Stored dataset items:
** Begin **
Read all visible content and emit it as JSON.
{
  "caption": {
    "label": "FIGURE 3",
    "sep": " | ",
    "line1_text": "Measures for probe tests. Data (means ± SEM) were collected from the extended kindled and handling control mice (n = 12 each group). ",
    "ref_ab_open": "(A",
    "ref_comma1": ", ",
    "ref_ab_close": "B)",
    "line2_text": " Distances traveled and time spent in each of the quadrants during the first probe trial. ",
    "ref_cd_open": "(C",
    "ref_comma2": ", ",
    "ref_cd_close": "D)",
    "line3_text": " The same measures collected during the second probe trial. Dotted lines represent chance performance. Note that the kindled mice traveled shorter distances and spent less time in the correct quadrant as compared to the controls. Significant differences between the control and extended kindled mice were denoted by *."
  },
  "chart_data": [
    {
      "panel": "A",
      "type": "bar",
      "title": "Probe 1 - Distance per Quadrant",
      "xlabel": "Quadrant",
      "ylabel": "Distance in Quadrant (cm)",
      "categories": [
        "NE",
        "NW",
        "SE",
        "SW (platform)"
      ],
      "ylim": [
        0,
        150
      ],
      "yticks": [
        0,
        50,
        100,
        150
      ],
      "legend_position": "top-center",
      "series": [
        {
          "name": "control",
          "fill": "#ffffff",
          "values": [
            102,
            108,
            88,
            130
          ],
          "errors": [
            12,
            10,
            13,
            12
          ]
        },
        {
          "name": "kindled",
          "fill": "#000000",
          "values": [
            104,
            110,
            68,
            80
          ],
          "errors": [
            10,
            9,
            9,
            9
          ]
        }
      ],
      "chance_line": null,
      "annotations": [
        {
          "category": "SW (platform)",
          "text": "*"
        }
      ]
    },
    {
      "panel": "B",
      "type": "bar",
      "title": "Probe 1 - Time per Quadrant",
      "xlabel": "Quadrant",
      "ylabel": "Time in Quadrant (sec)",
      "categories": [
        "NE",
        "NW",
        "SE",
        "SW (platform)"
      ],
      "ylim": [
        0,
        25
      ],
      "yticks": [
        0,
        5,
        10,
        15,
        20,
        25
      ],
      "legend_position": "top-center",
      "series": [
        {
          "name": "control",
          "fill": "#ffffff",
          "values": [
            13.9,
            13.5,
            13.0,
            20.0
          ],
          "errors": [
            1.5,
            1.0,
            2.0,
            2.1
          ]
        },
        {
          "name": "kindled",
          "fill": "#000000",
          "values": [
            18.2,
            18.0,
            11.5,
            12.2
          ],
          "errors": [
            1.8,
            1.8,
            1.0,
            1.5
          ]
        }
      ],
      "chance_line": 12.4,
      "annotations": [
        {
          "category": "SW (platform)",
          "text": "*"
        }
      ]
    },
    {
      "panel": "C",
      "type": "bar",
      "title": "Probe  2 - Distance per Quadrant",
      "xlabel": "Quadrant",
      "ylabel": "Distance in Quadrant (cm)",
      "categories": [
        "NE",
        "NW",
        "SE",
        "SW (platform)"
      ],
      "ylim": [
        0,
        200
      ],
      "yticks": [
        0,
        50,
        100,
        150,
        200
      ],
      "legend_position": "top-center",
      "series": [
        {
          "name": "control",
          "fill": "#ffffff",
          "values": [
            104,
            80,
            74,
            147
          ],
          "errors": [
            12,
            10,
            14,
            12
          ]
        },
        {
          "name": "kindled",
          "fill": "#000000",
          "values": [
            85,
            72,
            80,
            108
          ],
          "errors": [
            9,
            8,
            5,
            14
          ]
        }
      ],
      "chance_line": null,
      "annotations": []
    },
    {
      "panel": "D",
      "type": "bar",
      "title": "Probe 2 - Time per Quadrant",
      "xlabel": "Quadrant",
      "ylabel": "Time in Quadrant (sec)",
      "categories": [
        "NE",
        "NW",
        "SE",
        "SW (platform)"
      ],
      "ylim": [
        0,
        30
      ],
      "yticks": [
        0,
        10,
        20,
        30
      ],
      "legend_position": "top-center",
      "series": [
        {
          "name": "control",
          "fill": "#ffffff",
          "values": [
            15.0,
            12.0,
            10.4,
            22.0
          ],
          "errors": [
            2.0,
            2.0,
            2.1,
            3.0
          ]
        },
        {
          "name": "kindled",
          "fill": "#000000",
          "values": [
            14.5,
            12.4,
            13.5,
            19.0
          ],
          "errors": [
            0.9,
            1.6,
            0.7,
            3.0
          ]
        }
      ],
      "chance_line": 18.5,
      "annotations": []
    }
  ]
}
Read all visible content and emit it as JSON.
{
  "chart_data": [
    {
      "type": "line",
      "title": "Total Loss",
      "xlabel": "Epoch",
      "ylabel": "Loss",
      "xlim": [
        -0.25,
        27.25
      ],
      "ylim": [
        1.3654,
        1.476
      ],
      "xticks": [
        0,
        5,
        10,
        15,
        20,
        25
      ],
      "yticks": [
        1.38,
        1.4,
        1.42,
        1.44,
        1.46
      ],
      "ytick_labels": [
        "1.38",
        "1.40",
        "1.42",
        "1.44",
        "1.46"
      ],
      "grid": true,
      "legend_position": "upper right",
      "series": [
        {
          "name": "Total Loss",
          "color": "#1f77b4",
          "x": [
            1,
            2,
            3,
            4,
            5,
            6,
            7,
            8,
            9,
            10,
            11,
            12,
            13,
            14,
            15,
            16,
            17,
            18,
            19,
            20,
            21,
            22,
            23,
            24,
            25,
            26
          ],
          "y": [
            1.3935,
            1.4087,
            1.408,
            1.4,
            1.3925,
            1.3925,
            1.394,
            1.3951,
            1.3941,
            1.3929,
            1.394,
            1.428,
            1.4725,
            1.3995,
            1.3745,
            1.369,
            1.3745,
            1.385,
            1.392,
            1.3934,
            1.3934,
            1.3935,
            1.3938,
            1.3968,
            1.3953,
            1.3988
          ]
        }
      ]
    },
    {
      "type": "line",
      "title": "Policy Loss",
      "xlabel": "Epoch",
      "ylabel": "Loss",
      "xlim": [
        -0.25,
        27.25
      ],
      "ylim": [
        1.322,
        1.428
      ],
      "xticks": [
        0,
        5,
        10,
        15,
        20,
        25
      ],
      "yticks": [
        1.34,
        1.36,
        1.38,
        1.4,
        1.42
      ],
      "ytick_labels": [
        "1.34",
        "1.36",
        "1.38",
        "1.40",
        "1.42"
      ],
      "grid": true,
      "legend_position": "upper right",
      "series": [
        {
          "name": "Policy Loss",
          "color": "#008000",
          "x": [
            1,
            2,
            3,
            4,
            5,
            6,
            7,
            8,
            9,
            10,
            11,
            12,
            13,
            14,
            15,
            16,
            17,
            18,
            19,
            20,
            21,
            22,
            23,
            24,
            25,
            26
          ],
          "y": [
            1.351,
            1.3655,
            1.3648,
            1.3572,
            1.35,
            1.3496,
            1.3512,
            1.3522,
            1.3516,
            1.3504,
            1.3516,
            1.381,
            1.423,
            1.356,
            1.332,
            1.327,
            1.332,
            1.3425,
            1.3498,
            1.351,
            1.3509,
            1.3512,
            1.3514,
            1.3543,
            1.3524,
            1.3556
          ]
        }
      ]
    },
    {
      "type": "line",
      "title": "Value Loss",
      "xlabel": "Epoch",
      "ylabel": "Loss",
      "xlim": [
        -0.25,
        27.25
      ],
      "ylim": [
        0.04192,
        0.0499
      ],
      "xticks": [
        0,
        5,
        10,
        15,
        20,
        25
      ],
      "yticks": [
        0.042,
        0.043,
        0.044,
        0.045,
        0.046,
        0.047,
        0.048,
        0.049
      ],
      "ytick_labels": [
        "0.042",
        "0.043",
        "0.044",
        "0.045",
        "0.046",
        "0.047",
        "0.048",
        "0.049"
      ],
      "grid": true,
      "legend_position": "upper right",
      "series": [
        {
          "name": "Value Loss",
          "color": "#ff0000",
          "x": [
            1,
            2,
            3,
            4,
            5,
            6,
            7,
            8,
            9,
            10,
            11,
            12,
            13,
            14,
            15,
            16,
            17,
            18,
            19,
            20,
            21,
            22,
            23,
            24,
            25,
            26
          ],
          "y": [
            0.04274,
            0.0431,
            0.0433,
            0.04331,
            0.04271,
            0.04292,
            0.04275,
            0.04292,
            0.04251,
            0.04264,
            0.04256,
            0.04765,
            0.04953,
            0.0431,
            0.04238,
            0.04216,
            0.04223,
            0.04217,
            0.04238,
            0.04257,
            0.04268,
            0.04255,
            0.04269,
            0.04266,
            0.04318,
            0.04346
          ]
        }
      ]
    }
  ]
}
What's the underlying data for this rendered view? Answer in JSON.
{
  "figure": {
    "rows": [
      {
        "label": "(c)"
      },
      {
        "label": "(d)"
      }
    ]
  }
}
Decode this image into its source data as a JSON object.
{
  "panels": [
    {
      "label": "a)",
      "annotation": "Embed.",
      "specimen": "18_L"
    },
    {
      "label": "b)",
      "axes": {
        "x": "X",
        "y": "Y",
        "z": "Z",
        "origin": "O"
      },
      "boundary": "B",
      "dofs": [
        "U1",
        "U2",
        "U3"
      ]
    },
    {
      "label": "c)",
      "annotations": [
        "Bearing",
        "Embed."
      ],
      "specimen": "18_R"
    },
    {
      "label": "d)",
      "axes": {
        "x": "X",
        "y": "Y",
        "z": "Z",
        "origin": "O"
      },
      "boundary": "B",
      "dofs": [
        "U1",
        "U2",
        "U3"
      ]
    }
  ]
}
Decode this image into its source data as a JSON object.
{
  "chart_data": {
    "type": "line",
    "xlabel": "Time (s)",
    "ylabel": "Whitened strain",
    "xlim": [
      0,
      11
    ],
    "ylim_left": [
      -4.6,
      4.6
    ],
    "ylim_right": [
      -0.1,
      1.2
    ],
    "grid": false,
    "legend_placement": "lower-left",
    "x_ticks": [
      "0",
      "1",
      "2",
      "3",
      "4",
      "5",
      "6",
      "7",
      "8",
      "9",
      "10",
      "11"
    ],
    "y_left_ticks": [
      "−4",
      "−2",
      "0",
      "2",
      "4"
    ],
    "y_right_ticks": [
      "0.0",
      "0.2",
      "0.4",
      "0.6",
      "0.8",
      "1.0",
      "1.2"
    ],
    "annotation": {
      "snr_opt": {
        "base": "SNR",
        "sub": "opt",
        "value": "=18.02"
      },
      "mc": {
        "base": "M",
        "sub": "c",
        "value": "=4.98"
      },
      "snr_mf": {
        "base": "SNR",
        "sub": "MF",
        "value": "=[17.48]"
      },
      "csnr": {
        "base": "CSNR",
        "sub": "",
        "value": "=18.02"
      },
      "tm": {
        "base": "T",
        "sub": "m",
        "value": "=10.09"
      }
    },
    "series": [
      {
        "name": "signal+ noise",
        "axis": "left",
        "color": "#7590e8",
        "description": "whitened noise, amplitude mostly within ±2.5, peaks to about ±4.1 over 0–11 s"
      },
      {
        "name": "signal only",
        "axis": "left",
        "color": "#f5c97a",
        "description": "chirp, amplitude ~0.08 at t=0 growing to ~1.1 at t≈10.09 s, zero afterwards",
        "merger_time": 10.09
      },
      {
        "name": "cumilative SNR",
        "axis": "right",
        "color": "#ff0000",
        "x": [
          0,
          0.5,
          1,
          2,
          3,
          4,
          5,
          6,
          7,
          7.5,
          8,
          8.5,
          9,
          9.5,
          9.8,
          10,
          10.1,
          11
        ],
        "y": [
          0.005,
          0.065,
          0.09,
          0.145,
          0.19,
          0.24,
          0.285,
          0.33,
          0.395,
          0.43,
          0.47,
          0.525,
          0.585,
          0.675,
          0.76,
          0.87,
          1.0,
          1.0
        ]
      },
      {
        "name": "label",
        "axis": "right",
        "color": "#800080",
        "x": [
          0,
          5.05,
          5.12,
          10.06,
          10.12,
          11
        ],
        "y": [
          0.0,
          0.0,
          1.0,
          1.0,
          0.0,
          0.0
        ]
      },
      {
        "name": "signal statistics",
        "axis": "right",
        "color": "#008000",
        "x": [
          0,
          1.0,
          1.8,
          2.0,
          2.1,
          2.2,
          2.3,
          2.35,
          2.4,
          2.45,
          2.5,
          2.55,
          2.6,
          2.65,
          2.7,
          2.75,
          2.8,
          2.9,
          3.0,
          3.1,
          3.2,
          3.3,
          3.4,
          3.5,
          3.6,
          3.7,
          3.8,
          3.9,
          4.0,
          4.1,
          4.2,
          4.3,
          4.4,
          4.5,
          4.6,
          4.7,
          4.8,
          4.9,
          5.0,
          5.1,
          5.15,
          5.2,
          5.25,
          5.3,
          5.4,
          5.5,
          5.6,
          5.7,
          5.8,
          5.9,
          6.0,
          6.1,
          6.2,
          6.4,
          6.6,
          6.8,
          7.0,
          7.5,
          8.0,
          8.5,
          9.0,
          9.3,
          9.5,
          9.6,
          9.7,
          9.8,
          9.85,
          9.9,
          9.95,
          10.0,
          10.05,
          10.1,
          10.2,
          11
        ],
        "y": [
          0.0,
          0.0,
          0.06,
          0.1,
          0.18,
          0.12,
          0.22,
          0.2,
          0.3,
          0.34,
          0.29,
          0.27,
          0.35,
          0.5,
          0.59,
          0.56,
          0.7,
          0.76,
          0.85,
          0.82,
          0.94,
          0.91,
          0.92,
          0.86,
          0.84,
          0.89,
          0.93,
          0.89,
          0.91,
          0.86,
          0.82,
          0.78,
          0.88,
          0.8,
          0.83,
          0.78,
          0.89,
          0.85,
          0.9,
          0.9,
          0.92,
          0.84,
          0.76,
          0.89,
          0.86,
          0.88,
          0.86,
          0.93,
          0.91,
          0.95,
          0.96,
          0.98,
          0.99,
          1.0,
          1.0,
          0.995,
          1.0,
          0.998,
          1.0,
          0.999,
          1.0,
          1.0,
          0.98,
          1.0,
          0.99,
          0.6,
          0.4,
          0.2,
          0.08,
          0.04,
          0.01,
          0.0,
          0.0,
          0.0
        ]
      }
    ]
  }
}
** End **
Check each line of the data above for the string "amplitude", then report how many lines have it, with no other words.

2